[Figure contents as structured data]
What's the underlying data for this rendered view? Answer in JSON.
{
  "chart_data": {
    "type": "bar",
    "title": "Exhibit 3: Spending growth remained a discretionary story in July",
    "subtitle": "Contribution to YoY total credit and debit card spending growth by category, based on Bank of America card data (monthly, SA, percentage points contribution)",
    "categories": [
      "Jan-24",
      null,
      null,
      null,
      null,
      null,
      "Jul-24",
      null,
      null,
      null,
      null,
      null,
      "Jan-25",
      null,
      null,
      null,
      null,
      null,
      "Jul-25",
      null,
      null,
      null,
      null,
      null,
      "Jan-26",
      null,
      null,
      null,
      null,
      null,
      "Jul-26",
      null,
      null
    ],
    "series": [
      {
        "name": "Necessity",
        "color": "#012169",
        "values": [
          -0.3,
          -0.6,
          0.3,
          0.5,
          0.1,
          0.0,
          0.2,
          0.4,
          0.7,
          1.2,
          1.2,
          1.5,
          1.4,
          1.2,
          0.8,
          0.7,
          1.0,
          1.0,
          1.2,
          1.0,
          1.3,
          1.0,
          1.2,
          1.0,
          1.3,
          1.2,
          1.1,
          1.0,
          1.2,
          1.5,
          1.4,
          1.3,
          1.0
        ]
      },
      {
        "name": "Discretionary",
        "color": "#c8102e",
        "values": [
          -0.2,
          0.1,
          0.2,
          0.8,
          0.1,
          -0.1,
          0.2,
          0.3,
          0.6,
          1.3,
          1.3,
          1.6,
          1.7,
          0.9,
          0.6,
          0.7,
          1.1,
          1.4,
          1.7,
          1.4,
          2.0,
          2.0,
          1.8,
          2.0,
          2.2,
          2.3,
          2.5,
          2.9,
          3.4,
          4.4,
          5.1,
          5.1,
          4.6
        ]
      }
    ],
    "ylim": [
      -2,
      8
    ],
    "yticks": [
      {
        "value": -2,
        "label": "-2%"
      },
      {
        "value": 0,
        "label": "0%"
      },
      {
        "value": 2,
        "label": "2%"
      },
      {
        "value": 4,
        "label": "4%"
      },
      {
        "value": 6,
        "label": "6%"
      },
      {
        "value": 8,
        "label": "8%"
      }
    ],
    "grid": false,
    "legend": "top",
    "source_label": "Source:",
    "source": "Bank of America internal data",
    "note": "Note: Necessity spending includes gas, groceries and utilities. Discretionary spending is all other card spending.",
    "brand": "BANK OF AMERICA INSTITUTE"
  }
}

WHAT IS NEEDED =>
Each record above must be given again exactly.

FINAL RESULT =>
What's the underlying data for this rendered view? Answer in JSON.
{
  "chart_data": {
    "type": "bar",
    "title": "Exhibit 3: Spending growth remained a discretionary story in July",
    "subtitle": "Contribution to YoY total credit and debit card spending growth by category, based on Bank of America card data (monthly, SA, percentage points contribution)",
    "categories": [
      "Jan-24",
      null,
      null,
      null,
      null,
      null,
      "Jul-24",
      null,
      null,
      null,
      null,
      null,
      "Jan-25",
      null,
      null,
      null,
      null,
      null,
      "Jul-25",
      null,
      null,
      null,
      null,
      null,
      "Jan-26",
      null,
      null,
      null,
      null,
      null,
      "Jul-26",
      null,
      null
    ],
    "series": [
      {
        "name": "Necessity",
        "color": "#012169",
        "values": [
          -0.3,
          -0.6,
          0.3,
          0.5,
          0.1,
          0.0,
          0.2,
          0.4,
          0.7,
          1.2,
          1.2,
          1.5,
          1.4,
          1.2,
          0.8,
          0.7,
          1.0,
          1.0,
          1.2,
          1.0,
          1.3,
          1.0,
          1.2,
          1.0,
          1.3,
          1.2,
          1.1,
          1.0,
          1.2,
          1.5,
          1.4,
          1.3,
          1.0
        ]
      },
      {
        "name": "Discretionary",
        "color": "#c8102e",
        "values": [
          -0.2,
          0.1,
          0.2,
          0.8,
          0.1,
          -0.1,
          0.2,
          0.3,
          0.6,
          1.3,
          1.3,
          1.6,
          1.7,
          0.9,
          0.6,
          0.7,
          1.1,
          1.4,
          1.7,
          1.4,
          2.0,
          2.0,
          1.8,
          2.0,
          2.2,
          2.3,
          2.5,
          2.9,
          3.4,
          4.4,
          5.1,
          5.1,
          4.6
        ]
      }
    ],
    "ylim": [
      -2,
      8
    ],
    "yticks": [
      {
        "value": -2,
        "label": "-2%"
      },
      {
        "value": 0,
        "label": "0%"
      },
      {
        "value": 2,
        "label": "2%"
      },
      {
        "value": 4,
        "label": "4%"
      },
      {
        "value": 6,
        "label": "6%"
      },
      {
        "value": 8,
        "label": "8%"
      }
    ],
    "grid": false,
    "legend": "top",
    "source_label": "Source:",
    "source": "Bank of America internal data",
    "note": "Note: Necessity spending includes gas, groceries and utilities. Discretionary spending is all other card spending.",
    "brand": "BANK OF AMERICA INSTITUTE"
  }
}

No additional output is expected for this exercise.